▶ [TASK DETAILS]: Copy the data word for word, keeping every line.

▶ [MATERIAL SHOWN]:
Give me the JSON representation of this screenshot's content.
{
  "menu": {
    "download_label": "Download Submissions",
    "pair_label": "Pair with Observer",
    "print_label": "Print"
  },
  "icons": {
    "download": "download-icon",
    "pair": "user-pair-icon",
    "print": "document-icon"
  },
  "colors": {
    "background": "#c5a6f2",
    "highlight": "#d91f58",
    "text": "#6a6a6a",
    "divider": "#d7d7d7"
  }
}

▶ [THE ANSWER]:
Give me the JSON representation of this screenshot's content.
{
  "menu": {
    "download_label": "Download Submissions",
    "pair_label": "Pair with Observer",
    "print_label": "Print"
  },
  "icons": {
    "download": "download-icon",
    "pair": "user-pair-icon",
    "print": "document-icon"
  },
  "colors": {
    "background": "#c5a6f2",
    "highlight": "#d91f58",
    "text": "#6a6a6a",
    "divider": "#d7d7d7"
  }
}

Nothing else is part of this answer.